Part of a data file:
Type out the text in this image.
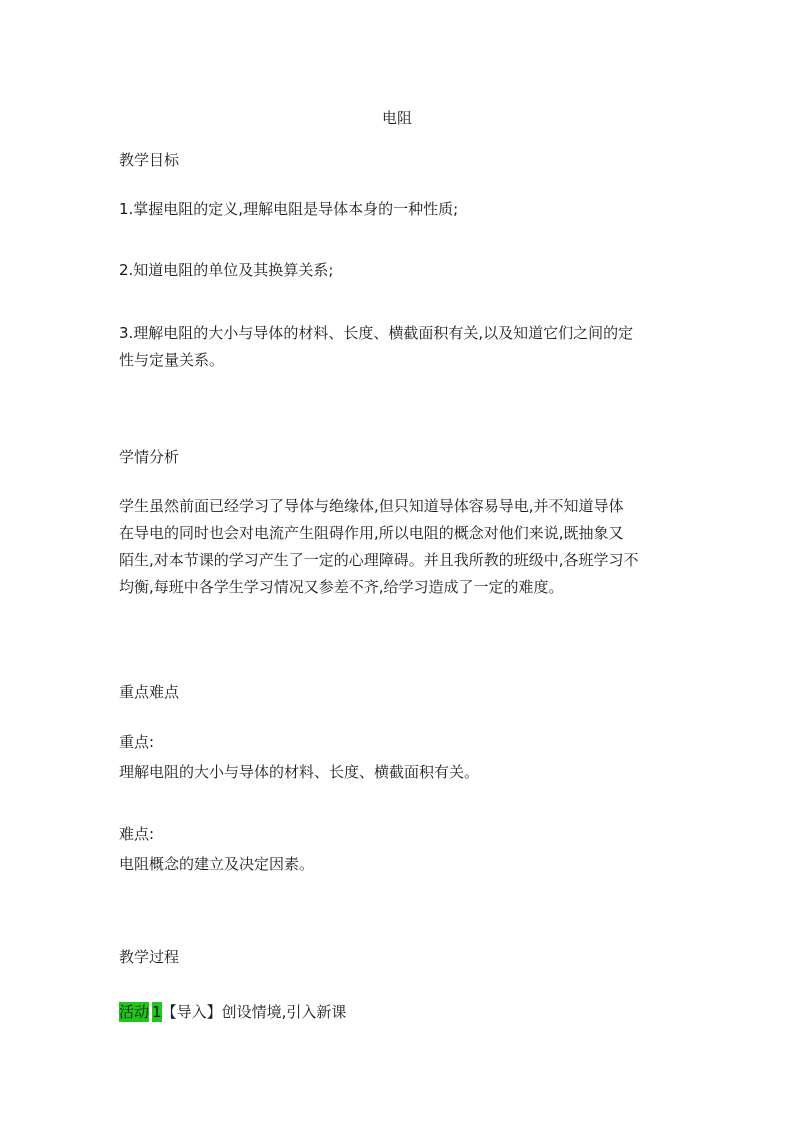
电阻
教学目标
1.掌握电阻的定义,理解电阻是导体本身的一种性质;
2.知道电阻的单位及其换算关系;
3.理解电阻的大小与导体的材料、长度、横截面积有关,以及知道它们之间的定
性与定量关系。
学情分析
学生虽然前面已经学习了导体与绝缘体,但只知道导体容易导电,并不知道导体
在导电的同时也会对电流产生阻碍作用,所以电阻的概念对他们来说,既抽象又
陌生,对本节课的学习产生了一定的心理障碍。并且我所教的班级中,各班学习不
均衡,每班中各学生学习情况又参差不齐,给学习造成了一定的难度。
重点难点
重点:
理解电阻的大小与导体的材料、长度、横截面积有关。
难点:
电阻概念的建立及决定因素。
教学过程
活动 1【导入】创设情境,引入新课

● **Task objective**
What is needed is an exact reproduction of the data, pictures excluded.

● **Response below**
Type out the text in this image.
电阻
教学目标
1.掌握电阻的定义,理解电阻是导体本身的一种性质;
2.知道电阻的单位及其换算关系;
3.理解电阻的大小与导体的材料、长度、横截面积有关,以及知道它们之间的定
性与定量关系。
学情分析
学生虽然前面已经学习了导体与绝缘体,但只知道导体容易导电,并不知道导体
在导电的同时也会对电流产生阻碍作用,所以电阻的概念对他们来说,既抽象又
陌生,对本节课的学习产生了一定的心理障碍。并且我所教的班级中,各班学习不
均衡,每班中各学生学习情况又参差不齐,给学习造成了一定的难度。
重点难点
重点:
理解电阻的大小与导体的材料、长度、横截面积有关。
难点:
电阻概念的建立及决定因素。
教学过程
活动 1【导入】创设情境,引入新课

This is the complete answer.